◆ **Saved data entries**
◇ ◇ ◇ ◇

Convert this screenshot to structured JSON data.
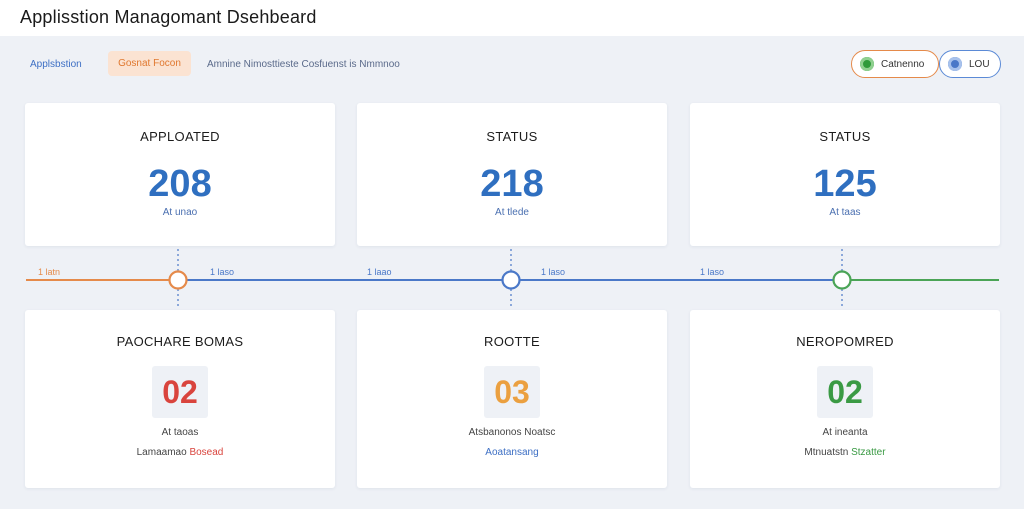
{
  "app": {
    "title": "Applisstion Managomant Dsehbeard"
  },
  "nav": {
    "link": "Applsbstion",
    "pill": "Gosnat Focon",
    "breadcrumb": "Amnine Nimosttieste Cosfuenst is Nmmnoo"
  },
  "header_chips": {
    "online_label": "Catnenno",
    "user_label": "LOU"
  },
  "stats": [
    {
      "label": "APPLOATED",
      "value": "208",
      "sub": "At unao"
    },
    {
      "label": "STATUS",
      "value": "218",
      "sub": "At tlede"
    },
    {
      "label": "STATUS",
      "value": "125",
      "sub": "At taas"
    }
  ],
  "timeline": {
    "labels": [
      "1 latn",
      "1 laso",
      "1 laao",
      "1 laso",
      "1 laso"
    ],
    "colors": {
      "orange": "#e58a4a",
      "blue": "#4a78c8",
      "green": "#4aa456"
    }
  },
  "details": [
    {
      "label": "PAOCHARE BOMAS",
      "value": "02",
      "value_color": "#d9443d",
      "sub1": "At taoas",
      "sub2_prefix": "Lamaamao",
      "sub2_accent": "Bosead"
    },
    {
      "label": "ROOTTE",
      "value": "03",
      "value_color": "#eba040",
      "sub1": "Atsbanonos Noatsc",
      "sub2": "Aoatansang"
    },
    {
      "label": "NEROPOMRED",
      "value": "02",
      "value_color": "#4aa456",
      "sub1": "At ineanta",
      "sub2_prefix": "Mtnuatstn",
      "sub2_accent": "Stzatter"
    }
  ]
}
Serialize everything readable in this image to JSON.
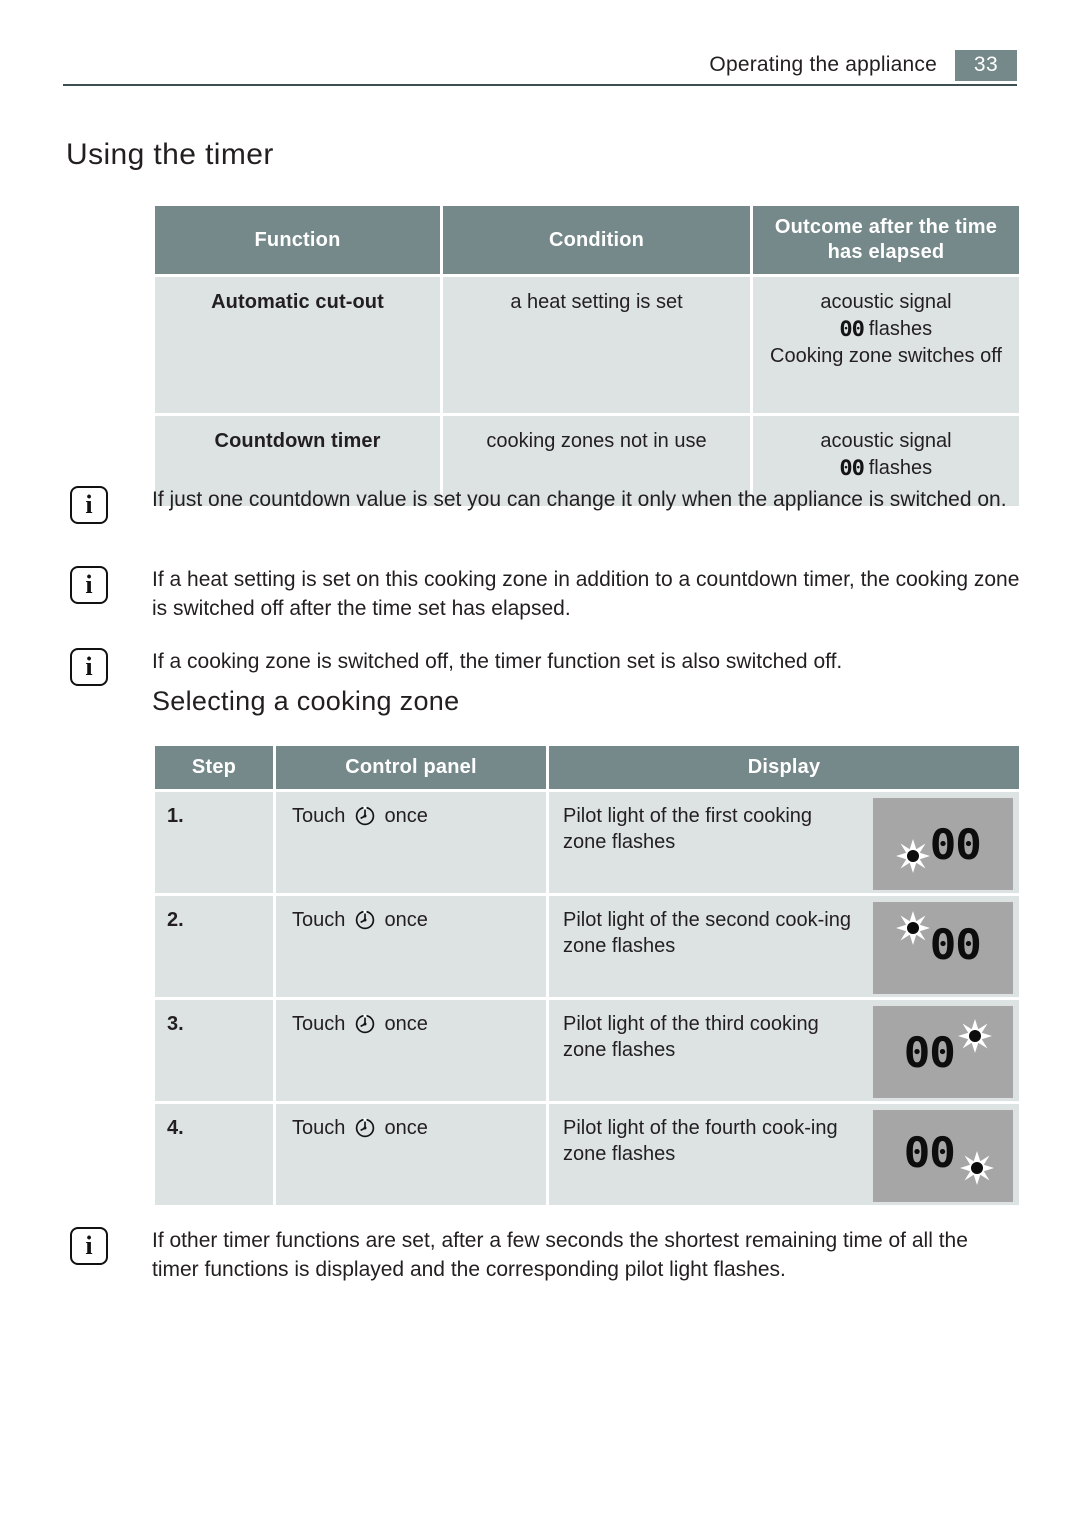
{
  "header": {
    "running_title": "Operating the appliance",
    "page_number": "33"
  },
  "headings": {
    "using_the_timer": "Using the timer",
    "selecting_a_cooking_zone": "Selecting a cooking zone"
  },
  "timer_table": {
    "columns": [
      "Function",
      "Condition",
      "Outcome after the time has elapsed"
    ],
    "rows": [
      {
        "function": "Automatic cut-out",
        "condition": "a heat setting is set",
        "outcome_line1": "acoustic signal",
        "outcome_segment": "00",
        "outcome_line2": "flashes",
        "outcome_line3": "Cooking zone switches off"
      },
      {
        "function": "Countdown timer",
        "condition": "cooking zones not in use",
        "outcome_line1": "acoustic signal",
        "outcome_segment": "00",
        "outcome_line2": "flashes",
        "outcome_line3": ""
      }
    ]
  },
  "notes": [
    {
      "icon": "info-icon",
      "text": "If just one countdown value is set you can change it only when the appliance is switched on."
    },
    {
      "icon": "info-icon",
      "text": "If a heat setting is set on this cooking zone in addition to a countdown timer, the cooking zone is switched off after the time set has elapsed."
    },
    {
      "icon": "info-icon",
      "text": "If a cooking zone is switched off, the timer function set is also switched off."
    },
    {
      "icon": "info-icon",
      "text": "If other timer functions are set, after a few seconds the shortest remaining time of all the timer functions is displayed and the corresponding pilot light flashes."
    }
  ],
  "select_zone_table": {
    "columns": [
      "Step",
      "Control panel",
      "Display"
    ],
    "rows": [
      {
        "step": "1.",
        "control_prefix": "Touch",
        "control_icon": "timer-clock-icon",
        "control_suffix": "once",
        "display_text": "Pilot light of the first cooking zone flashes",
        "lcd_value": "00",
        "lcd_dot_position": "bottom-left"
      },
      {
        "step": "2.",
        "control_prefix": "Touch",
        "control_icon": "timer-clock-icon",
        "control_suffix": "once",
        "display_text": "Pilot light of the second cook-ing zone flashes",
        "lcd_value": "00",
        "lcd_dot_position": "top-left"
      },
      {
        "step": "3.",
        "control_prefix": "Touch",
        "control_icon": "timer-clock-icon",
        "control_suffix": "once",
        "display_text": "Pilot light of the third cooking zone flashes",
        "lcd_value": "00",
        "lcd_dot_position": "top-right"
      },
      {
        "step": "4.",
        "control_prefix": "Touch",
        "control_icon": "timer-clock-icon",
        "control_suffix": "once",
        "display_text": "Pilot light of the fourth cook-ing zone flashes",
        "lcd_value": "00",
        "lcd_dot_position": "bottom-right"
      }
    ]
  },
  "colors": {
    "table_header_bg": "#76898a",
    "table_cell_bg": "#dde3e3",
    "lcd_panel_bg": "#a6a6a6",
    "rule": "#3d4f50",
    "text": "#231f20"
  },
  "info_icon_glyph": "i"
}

◇ ◇ ◇ ◇

◆ **GOAL**
Leave out the pictures and print each record exactly as it stands.

◆ **EXERCISE RESPONSE**
Convert this screenshot to structured JSON data.
{
  "app": {
    "title": "Applisstion Managomant Dsehbeard"
  },
  "nav": {
    "link": "Applsbstion",
    "pill": "Gosnat Focon",
    "breadcrumb": "Amnine Nimosttieste Cosfuenst is Nmmnoo"
  },
  "header_chips": {
    "online_label": "Catnenno",
    "user_label": "LOU"
  },
  "stats": [
    {
      "label": "APPLOATED",
      "value": "208",
      "sub": "At unao"
    },
    {
      "label": "STATUS",
      "value": "218",
      "sub": "At tlede"
    },
    {
      "label": "STATUS",
      "value": "125",
      "sub": "At taas"
    }
  ],
  "timeline": {
    "labels": [
      "1 latn",
      "1 laso",
      "1 laao",
      "1 laso",
      "1 laso"
    ],
    "colors": {
      "orange": "#e58a4a",
      "blue": "#4a78c8",
      "green": "#4aa456"
    }
  },
  "details": [
    {
      "label": "PAOCHARE BOMAS",
      "value": "02",
      "value_color": "#d9443d",
      "sub1": "At taoas",
      "sub2_prefix": "Lamaamao",
      "sub2_accent": "Bosead"
    },
    {
      "label": "ROOTTE",
      "value": "03",
      "value_color": "#eba040",
      "sub1": "Atsbanonos Noatsc",
      "sub2": "Aoatansang"
    },
    {
      "label": "NEROPOMRED",
      "value": "02",
      "value_color": "#4aa456",
      "sub1": "At ineanta",
      "sub2_prefix": "Mtnuatstn",
      "sub2_accent": "Stzatter"
    }
  ]
}
Serialize everything readable in this image to JSON.
{
  "header": {
    "running_title": "Operating the appliance",
    "page_number": "33"
  },
  "headings": {
    "using_the_timer": "Using the timer",
    "selecting_a_cooking_zone": "Selecting a cooking zone"
  },
  "timer_table": {
    "columns": [
      "Function",
      "Condition",
      "Outcome after the time has elapsed"
    ],
    "rows": [
      {
        "function": "Automatic cut-out",
        "condition": "a heat setting is set",
        "outcome_line1": "acoustic signal",
        "outcome_segment": "00",
        "outcome_line2": "flashes",
        "outcome_line3": "Cooking zone switches off"
      },
      {
        "function": "Countdown timer",
        "condition": "cooking zones not in use",
        "outcome_line1": "acoustic signal",
        "outcome_segment": "00",
        "outcome_line2": "flashes",
        "outcome_line3": ""
      }
    ]
  },
  "notes": [
    {
      "icon": "info-icon",
      "text": "If just one countdown value is set you can change it only when the appliance is switched on."
    },
    {
      "icon": "info-icon",
      "text": "If a heat setting is set on this cooking zone in addition to a countdown timer, the cooking zone is switched off after the time set has elapsed."
    },
    {
      "icon": "info-icon",
      "text": "If a cooking zone is switched off, the timer function set is also switched off."
    },
    {
      "icon": "info-icon",
      "text": "If other timer functions are set, after a few seconds the shortest remaining time of all the timer functions is displayed and the corresponding pilot light flashes."
    }
  ],
  "select_zone_table": {
    "columns": [
      "Step",
      "Control panel",
      "Display"
    ],
    "rows": [
      {
        "step": "1.",
        "control_prefix": "Touch",
        "control_icon": "timer-clock-icon",
        "control_suffix": "once",
        "display_text": "Pilot light of the first cooking zone flashes",
        "lcd_value": "00",
        "lcd_dot_position": "bottom-left"
      },
      {
        "step": "2.",
        "control_prefix": "Touch",
        "control_icon": "timer-clock-icon",
        "control_suffix": "once",
        "display_text": "Pilot light of the second cook-ing zone flashes",
        "lcd_value": "00",
        "lcd_dot_position": "top-left"
      },
      {
        "step": "3.",
        "control_prefix": "Touch",
        "control_icon": "timer-clock-icon",
        "control_suffix": "once",
        "display_text": "Pilot light of the third cooking zone flashes",
        "lcd_value": "00",
        "lcd_dot_position": "top-right"
      },
      {
        "step": "4.",
        "control_prefix": "Touch",
        "control_icon": "timer-clock-icon",
        "control_suffix": "once",
        "display_text": "Pilot light of the fourth cook-ing zone flashes",
        "lcd_value": "00",
        "lcd_dot_position": "bottom-right"
      }
    ]
  },
  "colors": {
    "table_header_bg": "#76898a",
    "table_cell_bg": "#dde3e3",
    "lcd_panel_bg": "#a6a6a6",
    "rule": "#3d4f50",
    "text": "#231f20"
  },
  "info_icon_glyph": "i"
}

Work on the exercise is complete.